* _YOUR OBJECTIVE_: Transcribe the lines below verbatim, skipping the images.
++++++++++++++++++++
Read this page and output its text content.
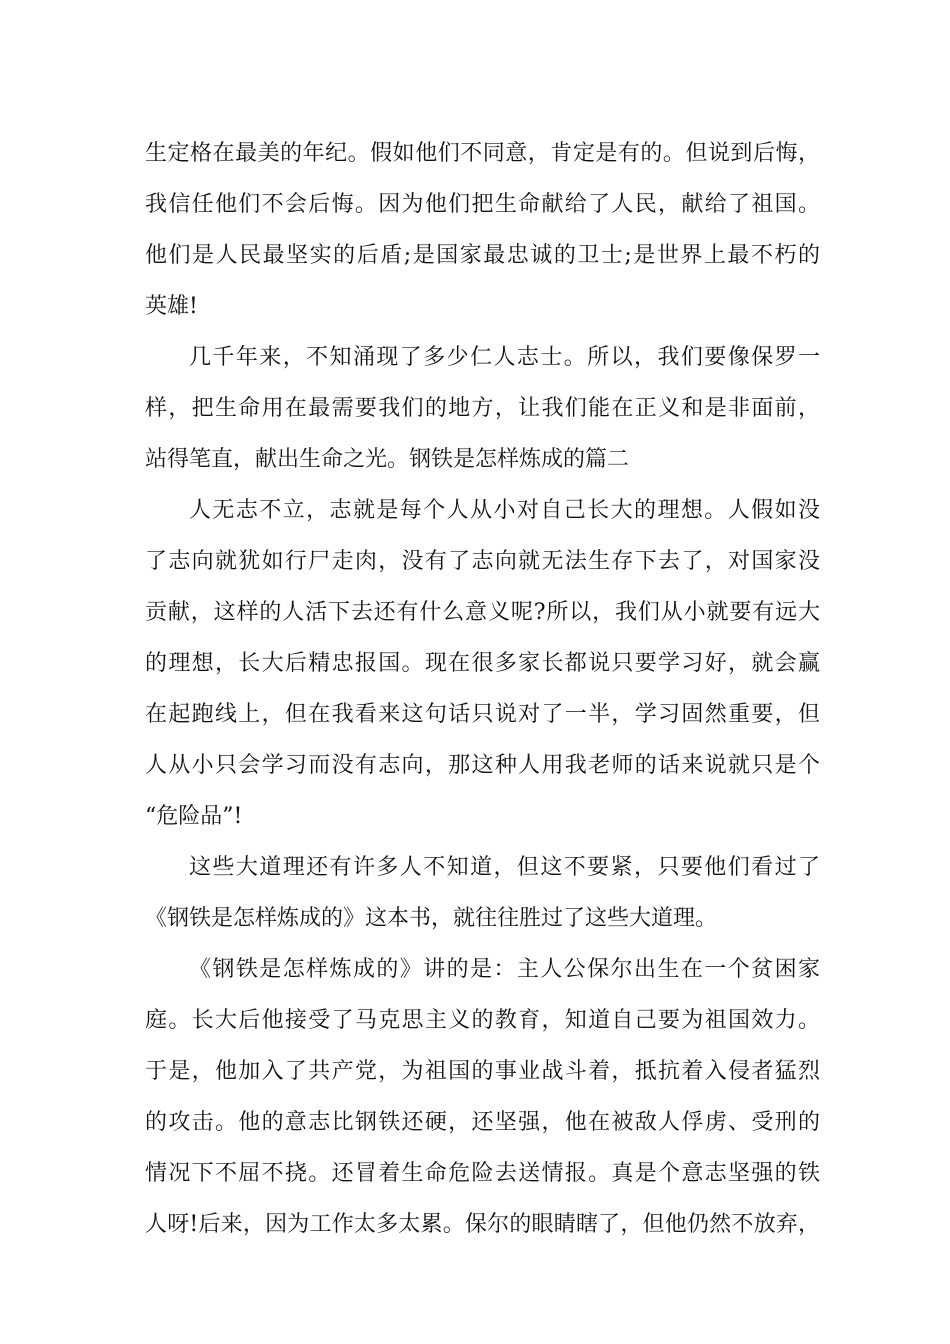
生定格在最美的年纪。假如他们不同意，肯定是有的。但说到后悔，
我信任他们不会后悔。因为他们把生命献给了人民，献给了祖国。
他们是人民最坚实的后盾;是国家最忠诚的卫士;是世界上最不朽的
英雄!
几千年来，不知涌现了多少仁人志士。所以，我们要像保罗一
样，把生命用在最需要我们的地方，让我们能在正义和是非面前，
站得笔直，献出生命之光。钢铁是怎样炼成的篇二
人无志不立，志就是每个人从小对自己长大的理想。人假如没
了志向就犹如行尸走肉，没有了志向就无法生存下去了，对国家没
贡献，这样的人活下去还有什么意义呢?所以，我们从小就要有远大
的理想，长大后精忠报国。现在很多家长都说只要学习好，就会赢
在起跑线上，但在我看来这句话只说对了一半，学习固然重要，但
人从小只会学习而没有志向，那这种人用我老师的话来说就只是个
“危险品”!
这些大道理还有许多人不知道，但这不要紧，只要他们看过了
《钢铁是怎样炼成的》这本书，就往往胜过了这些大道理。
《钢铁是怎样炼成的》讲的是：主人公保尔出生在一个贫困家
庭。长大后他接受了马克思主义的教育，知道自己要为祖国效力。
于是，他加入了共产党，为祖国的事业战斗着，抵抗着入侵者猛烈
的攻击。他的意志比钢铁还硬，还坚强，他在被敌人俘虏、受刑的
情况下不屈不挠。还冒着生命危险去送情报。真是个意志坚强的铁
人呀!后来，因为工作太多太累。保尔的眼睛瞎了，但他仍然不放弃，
++++++++++++++++++++
* _FINAL RESULT_:
Read this page and output its text content.
生定格在最美的年纪。假如他们不同意，肯定是有的。但说到后悔，
我信任他们不会后悔。因为他们把生命献给了人民，献给了祖国。
他们是人民最坚实的后盾;是国家最忠诚的卫士;是世界上最不朽的
英雄!
几千年来，不知涌现了多少仁人志士。所以，我们要像保罗一
样，把生命用在最需要我们的地方，让我们能在正义和是非面前，
站得笔直，献出生命之光。钢铁是怎样炼成的篇二
人无志不立，志就是每个人从小对自己长大的理想。人假如没
了志向就犹如行尸走肉，没有了志向就无法生存下去了，对国家没
贡献，这样的人活下去还有什么意义呢?所以，我们从小就要有远大
的理想，长大后精忠报国。现在很多家长都说只要学习好，就会赢
在起跑线上，但在我看来这句话只说对了一半，学习固然重要，但
人从小只会学习而没有志向，那这种人用我老师的话来说就只是个
“危险品”!
这些大道理还有许多人不知道，但这不要紧，只要他们看过了
《钢铁是怎样炼成的》这本书，就往往胜过了这些大道理。
《钢铁是怎样炼成的》讲的是：主人公保尔出生在一个贫困家
庭。长大后他接受了马克思主义的教育，知道自己要为祖国效力。
于是，他加入了共产党，为祖国的事业战斗着，抵抗着入侵者猛烈
的攻击。他的意志比钢铁还硬，还坚强，他在被敌人俘虏、受刑的
情况下不屈不挠。还冒着生命危险去送情报。真是个意志坚强的铁
人呀!后来，因为工作太多太累。保尔的眼睛瞎了，但他仍然不放弃，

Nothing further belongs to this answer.